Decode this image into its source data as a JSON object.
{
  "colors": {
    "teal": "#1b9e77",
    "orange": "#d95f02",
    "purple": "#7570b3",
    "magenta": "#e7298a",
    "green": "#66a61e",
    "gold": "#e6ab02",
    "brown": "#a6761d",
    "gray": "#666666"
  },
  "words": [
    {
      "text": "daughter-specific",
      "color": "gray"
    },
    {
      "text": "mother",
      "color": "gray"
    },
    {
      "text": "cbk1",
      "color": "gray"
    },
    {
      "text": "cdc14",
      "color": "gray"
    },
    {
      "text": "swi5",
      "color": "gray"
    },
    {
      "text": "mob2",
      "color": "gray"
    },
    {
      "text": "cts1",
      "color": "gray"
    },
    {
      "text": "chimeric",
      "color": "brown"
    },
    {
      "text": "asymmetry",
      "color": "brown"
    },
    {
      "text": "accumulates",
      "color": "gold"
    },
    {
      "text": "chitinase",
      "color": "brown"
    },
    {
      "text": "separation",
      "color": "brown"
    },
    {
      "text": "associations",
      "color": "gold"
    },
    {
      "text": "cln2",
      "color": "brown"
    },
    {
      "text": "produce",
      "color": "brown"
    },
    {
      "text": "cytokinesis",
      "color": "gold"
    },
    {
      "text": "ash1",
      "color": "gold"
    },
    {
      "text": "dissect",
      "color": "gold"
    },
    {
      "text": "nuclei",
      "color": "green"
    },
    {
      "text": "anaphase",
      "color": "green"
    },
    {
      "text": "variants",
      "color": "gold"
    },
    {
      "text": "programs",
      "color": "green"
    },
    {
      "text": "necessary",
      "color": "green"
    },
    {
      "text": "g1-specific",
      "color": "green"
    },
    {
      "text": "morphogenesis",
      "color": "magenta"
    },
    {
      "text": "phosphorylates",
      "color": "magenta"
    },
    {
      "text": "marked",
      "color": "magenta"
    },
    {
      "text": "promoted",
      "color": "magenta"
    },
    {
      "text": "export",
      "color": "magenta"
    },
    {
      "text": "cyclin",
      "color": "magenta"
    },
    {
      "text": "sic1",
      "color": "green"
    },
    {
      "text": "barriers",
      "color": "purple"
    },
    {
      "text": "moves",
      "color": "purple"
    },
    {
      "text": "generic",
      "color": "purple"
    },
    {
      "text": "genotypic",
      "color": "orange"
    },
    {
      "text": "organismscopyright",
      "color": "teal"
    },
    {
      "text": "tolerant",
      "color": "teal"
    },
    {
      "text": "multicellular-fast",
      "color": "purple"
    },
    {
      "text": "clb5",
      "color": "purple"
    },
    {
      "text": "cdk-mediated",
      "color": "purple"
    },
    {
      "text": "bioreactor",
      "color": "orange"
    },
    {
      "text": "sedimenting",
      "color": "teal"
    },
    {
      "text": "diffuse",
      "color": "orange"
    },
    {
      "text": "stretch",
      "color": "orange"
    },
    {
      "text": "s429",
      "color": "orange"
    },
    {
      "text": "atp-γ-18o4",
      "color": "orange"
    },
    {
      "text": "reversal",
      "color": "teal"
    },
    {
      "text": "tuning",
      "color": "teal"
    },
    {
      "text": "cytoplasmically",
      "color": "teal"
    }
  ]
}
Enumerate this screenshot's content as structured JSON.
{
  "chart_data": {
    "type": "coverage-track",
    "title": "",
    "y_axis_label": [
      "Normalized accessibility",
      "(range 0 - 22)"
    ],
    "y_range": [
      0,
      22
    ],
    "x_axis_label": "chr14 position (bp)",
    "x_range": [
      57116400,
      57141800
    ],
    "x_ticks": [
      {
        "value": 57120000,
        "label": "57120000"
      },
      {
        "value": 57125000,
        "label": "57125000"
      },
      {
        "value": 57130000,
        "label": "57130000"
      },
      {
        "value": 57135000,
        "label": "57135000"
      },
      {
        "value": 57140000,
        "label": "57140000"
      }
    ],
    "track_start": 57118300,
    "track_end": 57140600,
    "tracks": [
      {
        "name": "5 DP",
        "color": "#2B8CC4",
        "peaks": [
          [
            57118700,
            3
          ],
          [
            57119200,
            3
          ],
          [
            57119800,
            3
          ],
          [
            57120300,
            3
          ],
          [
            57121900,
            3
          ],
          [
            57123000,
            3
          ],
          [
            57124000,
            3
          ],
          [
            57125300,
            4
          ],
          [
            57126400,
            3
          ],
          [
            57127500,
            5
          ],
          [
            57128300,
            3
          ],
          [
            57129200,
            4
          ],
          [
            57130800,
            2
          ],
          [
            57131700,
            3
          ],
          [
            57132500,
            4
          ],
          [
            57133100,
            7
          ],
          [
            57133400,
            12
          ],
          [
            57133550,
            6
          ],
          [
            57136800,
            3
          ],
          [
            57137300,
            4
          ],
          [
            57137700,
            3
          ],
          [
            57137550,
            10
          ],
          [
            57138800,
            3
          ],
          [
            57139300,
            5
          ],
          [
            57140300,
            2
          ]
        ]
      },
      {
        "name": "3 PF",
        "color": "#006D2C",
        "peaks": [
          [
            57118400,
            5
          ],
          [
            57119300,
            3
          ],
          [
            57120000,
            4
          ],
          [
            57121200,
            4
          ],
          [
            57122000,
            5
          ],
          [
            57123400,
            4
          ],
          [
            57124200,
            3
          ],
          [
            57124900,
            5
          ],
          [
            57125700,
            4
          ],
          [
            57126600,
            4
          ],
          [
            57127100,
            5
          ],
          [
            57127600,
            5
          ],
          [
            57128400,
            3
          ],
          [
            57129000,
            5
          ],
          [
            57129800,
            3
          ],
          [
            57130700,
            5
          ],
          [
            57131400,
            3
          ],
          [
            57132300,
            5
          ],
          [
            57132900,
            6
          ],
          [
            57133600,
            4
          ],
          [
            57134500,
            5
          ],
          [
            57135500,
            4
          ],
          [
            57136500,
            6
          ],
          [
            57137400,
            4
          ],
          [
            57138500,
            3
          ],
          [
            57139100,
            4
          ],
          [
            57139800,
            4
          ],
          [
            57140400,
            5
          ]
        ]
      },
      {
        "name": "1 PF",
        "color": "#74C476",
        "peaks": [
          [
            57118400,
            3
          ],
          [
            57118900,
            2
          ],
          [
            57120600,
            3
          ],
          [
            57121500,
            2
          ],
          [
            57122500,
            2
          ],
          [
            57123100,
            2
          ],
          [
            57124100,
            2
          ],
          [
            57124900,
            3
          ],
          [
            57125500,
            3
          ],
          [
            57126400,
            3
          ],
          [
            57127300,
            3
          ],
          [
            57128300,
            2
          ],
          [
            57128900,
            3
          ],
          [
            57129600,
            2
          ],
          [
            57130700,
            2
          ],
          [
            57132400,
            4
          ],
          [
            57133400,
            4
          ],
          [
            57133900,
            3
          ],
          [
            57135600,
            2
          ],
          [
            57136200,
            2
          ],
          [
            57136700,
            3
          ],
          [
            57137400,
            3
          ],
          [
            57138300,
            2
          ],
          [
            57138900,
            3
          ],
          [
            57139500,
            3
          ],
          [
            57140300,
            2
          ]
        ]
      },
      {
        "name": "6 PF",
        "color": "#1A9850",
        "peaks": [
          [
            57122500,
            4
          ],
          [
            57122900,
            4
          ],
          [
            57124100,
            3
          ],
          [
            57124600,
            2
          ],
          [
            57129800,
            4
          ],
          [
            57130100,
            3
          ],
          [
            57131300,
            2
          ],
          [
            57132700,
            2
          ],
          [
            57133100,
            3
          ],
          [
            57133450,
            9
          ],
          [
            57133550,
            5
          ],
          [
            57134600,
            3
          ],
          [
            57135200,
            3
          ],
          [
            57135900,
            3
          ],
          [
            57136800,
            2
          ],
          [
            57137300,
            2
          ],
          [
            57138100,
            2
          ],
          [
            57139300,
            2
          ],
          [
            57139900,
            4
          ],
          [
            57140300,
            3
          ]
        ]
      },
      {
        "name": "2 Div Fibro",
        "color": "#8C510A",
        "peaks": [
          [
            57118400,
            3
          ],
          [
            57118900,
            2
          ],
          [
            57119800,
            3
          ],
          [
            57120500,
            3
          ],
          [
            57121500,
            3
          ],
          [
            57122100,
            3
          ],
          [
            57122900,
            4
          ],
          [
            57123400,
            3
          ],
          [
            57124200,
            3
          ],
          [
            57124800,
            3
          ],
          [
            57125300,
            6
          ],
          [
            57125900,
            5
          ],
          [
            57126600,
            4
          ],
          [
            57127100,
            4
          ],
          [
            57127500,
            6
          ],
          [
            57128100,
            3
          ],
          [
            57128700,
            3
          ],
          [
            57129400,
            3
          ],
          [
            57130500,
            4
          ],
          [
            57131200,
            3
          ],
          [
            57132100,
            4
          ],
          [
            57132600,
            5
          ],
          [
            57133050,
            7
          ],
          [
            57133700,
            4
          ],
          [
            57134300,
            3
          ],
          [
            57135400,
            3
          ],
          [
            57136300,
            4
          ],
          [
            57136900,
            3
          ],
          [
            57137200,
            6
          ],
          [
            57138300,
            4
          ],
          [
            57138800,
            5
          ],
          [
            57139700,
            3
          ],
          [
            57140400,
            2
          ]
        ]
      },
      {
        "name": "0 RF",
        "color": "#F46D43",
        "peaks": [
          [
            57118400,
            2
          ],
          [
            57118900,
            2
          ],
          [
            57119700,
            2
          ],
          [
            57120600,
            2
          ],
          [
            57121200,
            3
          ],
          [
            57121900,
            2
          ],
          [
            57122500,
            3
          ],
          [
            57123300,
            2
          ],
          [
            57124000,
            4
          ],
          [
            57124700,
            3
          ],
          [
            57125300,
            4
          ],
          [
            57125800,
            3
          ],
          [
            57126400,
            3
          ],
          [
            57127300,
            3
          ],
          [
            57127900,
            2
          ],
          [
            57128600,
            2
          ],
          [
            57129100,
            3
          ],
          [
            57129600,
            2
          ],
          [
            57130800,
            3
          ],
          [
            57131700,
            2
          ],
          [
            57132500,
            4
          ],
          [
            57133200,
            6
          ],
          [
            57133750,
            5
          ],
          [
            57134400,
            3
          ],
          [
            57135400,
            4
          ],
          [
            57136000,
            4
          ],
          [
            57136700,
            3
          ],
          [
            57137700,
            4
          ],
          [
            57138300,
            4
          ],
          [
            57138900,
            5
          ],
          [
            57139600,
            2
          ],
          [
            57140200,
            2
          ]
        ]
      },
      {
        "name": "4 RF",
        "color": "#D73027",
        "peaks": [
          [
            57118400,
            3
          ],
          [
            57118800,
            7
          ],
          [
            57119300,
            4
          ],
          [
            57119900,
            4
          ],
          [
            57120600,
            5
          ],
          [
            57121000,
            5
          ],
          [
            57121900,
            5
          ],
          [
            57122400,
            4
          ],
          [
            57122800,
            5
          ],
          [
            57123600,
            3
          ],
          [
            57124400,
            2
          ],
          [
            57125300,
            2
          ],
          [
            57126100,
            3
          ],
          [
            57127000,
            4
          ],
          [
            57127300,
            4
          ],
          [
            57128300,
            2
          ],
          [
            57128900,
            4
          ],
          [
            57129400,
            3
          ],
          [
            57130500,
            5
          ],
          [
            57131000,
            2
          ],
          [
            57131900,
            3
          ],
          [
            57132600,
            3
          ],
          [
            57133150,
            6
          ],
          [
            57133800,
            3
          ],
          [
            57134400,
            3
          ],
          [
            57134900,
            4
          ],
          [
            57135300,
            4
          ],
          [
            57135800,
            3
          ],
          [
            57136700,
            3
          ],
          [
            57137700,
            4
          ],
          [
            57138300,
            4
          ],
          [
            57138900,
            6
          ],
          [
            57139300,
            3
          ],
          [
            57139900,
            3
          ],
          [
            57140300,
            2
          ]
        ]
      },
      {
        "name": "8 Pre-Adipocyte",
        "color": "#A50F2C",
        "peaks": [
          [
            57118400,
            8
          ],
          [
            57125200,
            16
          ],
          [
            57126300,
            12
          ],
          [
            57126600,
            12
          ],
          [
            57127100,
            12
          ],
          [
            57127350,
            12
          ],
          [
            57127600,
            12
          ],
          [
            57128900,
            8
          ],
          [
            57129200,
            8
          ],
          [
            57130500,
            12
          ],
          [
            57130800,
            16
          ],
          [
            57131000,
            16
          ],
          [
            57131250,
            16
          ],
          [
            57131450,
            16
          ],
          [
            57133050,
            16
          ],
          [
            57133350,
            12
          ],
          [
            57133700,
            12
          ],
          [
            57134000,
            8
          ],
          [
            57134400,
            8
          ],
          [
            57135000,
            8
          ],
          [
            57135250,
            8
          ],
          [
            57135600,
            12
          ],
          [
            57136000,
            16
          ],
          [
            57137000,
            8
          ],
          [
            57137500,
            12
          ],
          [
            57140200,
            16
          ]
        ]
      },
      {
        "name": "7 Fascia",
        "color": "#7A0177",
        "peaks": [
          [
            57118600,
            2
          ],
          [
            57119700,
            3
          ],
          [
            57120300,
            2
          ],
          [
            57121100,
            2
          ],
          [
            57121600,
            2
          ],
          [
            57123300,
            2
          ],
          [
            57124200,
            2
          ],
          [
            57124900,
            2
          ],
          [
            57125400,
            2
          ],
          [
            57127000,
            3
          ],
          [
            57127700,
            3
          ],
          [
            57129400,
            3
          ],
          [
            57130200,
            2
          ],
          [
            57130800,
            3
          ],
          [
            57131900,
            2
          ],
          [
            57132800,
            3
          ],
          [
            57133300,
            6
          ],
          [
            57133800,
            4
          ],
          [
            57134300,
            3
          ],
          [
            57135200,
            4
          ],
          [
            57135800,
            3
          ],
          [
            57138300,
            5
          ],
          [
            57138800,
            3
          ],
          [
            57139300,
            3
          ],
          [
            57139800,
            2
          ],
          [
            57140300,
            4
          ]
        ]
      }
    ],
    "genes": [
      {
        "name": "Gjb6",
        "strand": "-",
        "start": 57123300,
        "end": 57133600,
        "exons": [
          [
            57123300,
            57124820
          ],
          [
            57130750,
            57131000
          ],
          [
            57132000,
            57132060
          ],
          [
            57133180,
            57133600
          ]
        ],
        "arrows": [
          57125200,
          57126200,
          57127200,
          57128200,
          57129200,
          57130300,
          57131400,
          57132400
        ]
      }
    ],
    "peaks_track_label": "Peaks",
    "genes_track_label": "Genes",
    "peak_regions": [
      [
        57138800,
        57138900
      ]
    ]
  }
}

* * *

**Task goal:** Copy every line of the data above in which the string "specific" appears.

**Answer section:**
      "text": "daughter-specific",
      "text": "g1-specific",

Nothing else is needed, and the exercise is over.